> PROVIDED ENTRIES:
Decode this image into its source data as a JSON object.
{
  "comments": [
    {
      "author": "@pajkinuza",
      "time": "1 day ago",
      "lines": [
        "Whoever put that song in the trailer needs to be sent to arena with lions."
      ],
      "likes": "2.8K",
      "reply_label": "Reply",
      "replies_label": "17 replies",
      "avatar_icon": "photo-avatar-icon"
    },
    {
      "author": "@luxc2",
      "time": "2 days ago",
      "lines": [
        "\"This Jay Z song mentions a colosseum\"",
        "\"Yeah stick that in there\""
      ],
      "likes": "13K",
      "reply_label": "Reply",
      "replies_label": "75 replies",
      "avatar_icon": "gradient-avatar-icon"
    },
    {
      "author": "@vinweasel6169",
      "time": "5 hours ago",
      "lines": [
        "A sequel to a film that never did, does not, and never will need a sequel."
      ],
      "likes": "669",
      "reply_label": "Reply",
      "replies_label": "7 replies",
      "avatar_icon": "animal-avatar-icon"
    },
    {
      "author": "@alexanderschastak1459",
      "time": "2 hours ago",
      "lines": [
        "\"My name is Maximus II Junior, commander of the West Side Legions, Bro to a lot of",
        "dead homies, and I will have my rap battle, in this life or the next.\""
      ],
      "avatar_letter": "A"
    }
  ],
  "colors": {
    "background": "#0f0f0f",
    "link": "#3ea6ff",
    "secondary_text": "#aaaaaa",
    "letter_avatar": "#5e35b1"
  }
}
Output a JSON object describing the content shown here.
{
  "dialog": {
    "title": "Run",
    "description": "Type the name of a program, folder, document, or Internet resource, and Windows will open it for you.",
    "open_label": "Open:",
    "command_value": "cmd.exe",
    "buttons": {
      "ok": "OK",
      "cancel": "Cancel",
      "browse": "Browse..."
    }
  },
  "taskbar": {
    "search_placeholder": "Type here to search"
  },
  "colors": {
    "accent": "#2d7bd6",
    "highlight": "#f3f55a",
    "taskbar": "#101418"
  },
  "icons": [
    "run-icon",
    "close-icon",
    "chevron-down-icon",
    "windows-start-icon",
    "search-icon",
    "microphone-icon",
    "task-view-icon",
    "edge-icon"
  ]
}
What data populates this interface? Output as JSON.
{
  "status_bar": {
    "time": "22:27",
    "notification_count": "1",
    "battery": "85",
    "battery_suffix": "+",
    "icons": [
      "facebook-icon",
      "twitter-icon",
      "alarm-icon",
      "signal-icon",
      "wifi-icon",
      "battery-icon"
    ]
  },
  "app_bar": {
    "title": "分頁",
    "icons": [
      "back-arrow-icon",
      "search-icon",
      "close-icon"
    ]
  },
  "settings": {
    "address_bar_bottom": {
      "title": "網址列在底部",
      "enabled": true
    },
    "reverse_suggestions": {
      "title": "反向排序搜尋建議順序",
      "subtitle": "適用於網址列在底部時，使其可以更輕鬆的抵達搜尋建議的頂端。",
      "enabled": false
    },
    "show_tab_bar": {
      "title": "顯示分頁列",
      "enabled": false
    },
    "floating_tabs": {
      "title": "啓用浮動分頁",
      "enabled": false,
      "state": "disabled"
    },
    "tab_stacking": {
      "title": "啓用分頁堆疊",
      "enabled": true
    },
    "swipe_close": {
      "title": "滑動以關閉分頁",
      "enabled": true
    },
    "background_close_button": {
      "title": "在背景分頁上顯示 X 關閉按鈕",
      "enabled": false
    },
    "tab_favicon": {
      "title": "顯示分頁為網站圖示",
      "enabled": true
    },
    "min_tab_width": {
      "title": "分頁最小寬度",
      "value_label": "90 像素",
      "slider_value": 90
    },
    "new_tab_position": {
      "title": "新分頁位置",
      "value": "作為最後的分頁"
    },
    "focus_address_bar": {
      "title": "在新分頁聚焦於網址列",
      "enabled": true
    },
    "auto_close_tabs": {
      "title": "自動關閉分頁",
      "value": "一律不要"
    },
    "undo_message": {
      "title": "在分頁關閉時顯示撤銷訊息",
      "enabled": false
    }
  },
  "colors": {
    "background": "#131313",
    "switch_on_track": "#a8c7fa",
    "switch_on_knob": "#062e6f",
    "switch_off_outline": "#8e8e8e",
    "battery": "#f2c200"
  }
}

> TASK DIRECTIONS: Tell how many lines in the records above contain "object", giving the number and no other words.

> RESULT OF THIS TASK: 2